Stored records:
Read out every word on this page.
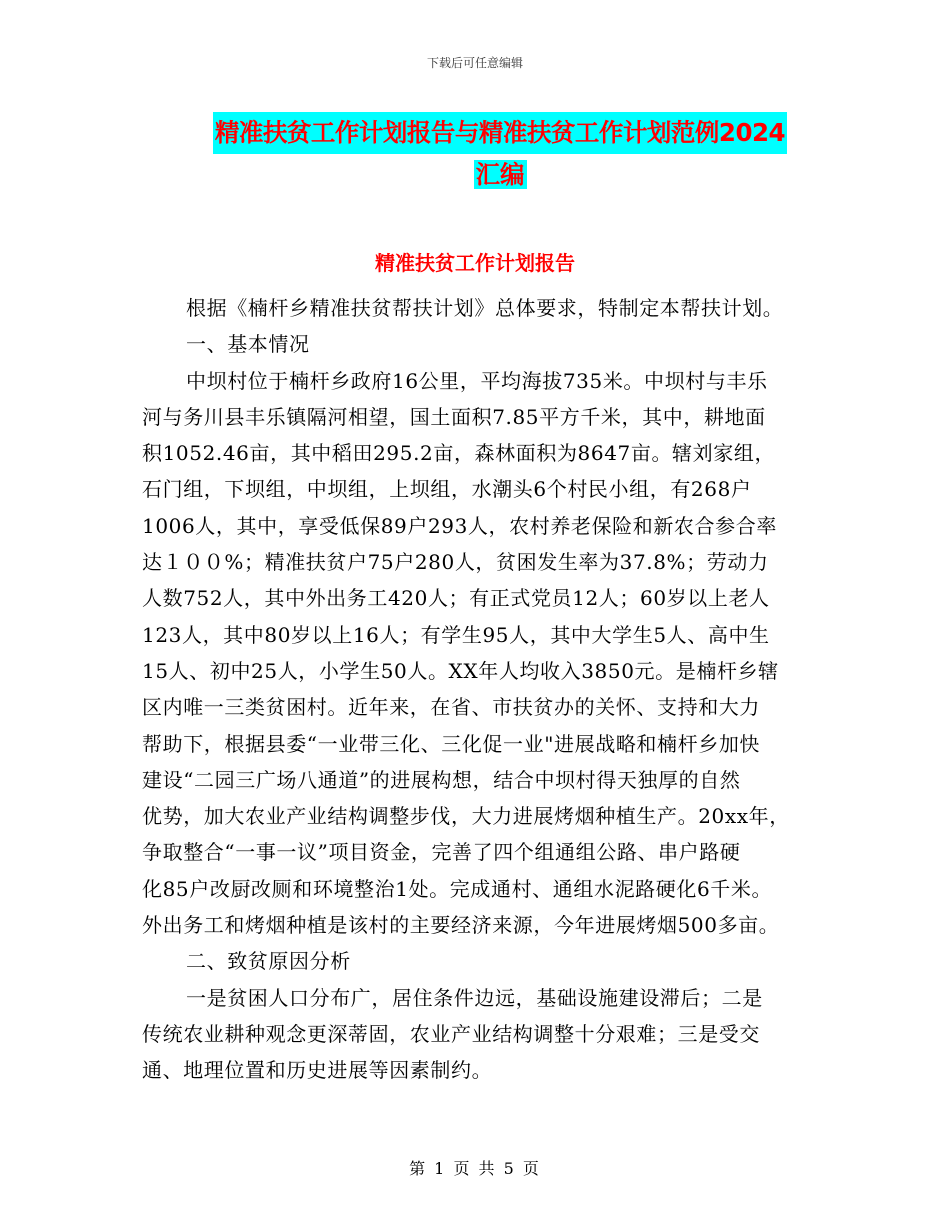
下载后可任意编辑
精准扶贫工作计划报告与精准扶贫工作计划范例2024
汇编
精准扶贫工作计划报告
根据《楠杆乡精准扶贫帮扶计划》总体要求，特制定本帮扶计划。
一、基本情况
中坝村位于楠杆乡政府16公里，平均海拔735米。中坝村与丰乐
河与务川县丰乐镇隔河相望，国土面积7.85平方千米，其中，耕地面
积1052.46亩，其中稻田295.2亩，森林面积为8647亩。辖刘家组，
石门组，下坝组，中坝组，上坝组，水潮头6个村民小组，有268户
1006人，其中，享受低保89户293人，农村养老保险和新农合参合率
达１００%；精准扶贫户75户280人，贫困发生率为37.8%；劳动力
人数752人，其中外出务工420人；有正式党员12人；60岁以上老人
123人，其中80岁以上16人；有学生95人，其中大学生5人、高中生
15人、初中25人，小学生50人。XX年人均收入3850元。是楠杆乡辖
区内唯一三类贫困村。近年来，在省、市扶贫办的关怀、支持和大力
帮助下，根据县委“一业带三化、三化促一业"进展战略和楠杆乡加快
建设“二园三广场八通道”的进展构想，结合中坝村得天独厚的自然
优势，加大农业产业结构调整步伐，大力进展烤烟种植生产。20xx年，
争取整合“一事一议”项目资金，完善了四个组通组公路、串户路硬
化85户改厨改厕和环境整治1处。完成通村、通组水泥路硬化6千米。
外出务工和烤烟种植是该村的主要经济来源，今年进展烤烟500多亩。
二、致贫原因分析
一是贫困人口分布广，居住条件边远，基础设施建设滞后；二是
传统农业耕种观念更深蒂固，农业产业结构调整十分艰难；三是受交
通、地理位置和历史进展等因素制约。
第 1 页 共 5 页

**Problem to solve:**
Would you return the data exactly as written, without the pictures?

**Response to the task:**
Read out every word on this page.
下载后可任意编辑
精准扶贫工作计划报告与精准扶贫工作计划范例2024
汇编
精准扶贫工作计划报告
根据《楠杆乡精准扶贫帮扶计划》总体要求，特制定本帮扶计划。
一、基本情况
中坝村位于楠杆乡政府16公里，平均海拔735米。中坝村与丰乐
河与务川县丰乐镇隔河相望，国土面积7.85平方千米，其中，耕地面
积1052.46亩，其中稻田295.2亩，森林面积为8647亩。辖刘家组，
石门组，下坝组，中坝组，上坝组，水潮头6个村民小组，有268户
1006人，其中，享受低保89户293人，农村养老保险和新农合参合率
达１００%；精准扶贫户75户280人，贫困发生率为37.8%；劳动力
人数752人，其中外出务工420人；有正式党员12人；60岁以上老人
123人，其中80岁以上16人；有学生95人，其中大学生5人、高中生
15人、初中25人，小学生50人。XX年人均收入3850元。是楠杆乡辖
区内唯一三类贫困村。近年来，在省、市扶贫办的关怀、支持和大力
帮助下，根据县委“一业带三化、三化促一业"进展战略和楠杆乡加快
建设“二园三广场八通道”的进展构想，结合中坝村得天独厚的自然
优势，加大农业产业结构调整步伐，大力进展烤烟种植生产。20xx年，
争取整合“一事一议”项目资金，完善了四个组通组公路、串户路硬
化85户改厨改厕和环境整治1处。完成通村、通组水泥路硬化6千米。
外出务工和烤烟种植是该村的主要经济来源，今年进展烤烟500多亩。
二、致贫原因分析
一是贫困人口分布广，居住条件边远，基础设施建设滞后；二是
传统农业耕种观念更深蒂固，农业产业结构调整十分艰难；三是受交
通、地理位置和历史进展等因素制约。
第 1 页 共 5 页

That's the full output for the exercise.